— start of Input rows —

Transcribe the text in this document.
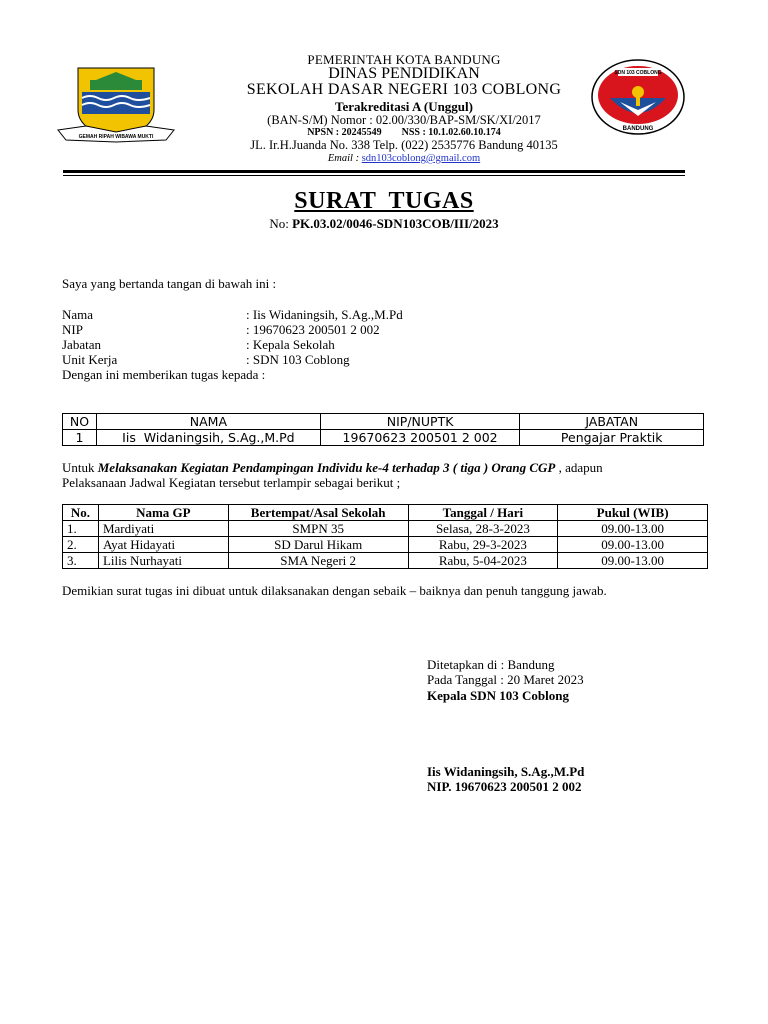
GEMAH RIPAH WIBAWA MUKTI
SDN 103 COBLONG
BANDUNG
PEMERINTAH KOTA BANDUNG
DINAS PENDIDIKAN
SEKOLAH DASAR NEGERI 103 COBLONG
Terakreditasi A (Unggul)
(BAN-S/M) Nomor : 02.00/330/BAP-SM/SK/XI/2017
NPSN : 20245549        NSS : 10.1.02.60.10.174
JL. Ir.H.Juanda No. 338 Telp. (022) 2535776 Bandung 40135
Email : sdn103coblong@gmail.com
SURAT  TUGAS
No: PK.03.02/0046-SDN103COB/III/2023
Saya yang bertanda tangan di bawah ini :
Nama	: Iis Widaningsih, S.Ag.,M.Pd
NIP	: 19670623 200501 2 002
Jabatan	: Kepala Sekolah
Unit Kerja	: SDN 103 Coblong
Dengan ini memberikan tugas kepada :
NO	NAMA	NIP/NUPTK	JABATAN
1	Iis  Widaningsih, S.Ag.,M.Pd	19670623 200501 2 002	Pengajar Praktik
Untuk Melaksanakan Kegiatan Pendampingan Individu ke-4 terhadap 3 ( tiga ) Orang CGP , adapun
Pelaksanaan Jadwal Kegiatan tersebut terlampir sebagai berikut ;
No.	Nama GP	Bertempat/Asal Sekolah	Tanggal / Hari	Pukul (WIB)
1.	Mardiyati	SMPN 35	Selasa, 28-3-2023	09.00-13.00
2.	Ayat Hidayati	SD Darul Hikam	Rabu, 29-3-2023	09.00-13.00
3.	Lilis Nurhayati	SMA Negeri 2	Rabu, 5-04-2023	09.00-13.00
Demikian surat tugas ini dibuat untuk dilaksanakan dengan sebaik – baiknya dan penuh tanggung jawab.
Ditetapkan di : Bandung
Pada Tanggal : 20 Maret 2023
Kepala SDN 103 Coblong
Iis Widaningsih, S.Ag.,M.Pd
NIP. 19670623 200501 2 002
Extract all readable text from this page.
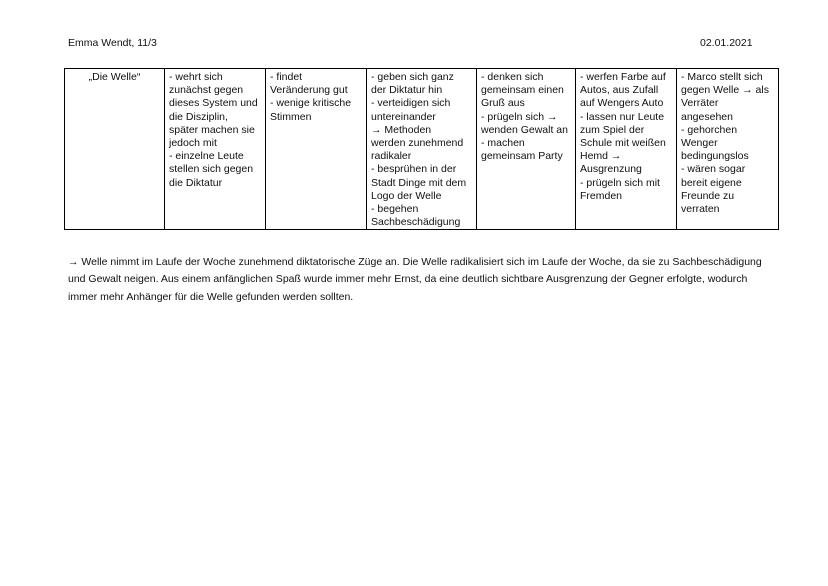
Emma Wendt, 11/3	02.01.2021
„Die Welle“	- wehrt sich
zunächst gegen
dieses System und
die Disziplin,
später machen sie
jedoch mit
- einzelne Leute
stellen sich gegen
die Diktatur	- findet
Veränderung gut
- wenige kritische
Stimmen	- geben sich ganz
der Diktatur hin
- verteidigen sich
untereinander
→ Methoden
werden zunehmend
radikaler
- besprühen in der
Stadt Dinge mit dem
Logo der Welle
- begehen
Sachbeschädigung	- denken sich
gemeinsam einen
Gruß aus
- prügeln sich →
wenden Gewalt an
- machen
gemeinsam Party	- werfen Farbe auf
Autos, aus Zufall
auf Wengers Auto
- lassen nur Leute
zum Spiel der
Schule mit weißen
Hemd →
Ausgrenzung
- prügeln sich mit
Fremden	- Marco stellt sich
gegen Welle → als
Verräter
angesehen
- gehorchen
Wenger
bedingungslos
- wären sogar
bereit eigene
Freunde zu
verraten

→ Welle nimmt im Laufe der Woche zunehmend diktatorische Züge an. Die Welle radikalisiert sich im Laufe der Woche, da sie zu Sachbeschädigung und Gewalt neigen. Aus einem anfänglichen Spaß wurde immer mehr Ernst, da eine deutlich sichtbare Ausgrenzung der Gegner erfolgte, wodurch immer mehr Anhänger für die Welle gefunden werden sollten.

— end of Input rows —

■ **Problem details**
Where a line in the material above holds "gegen", copy that line.

■ **Result of this task**
zunächst gegen
stellen sich gegen
gegen Welle → als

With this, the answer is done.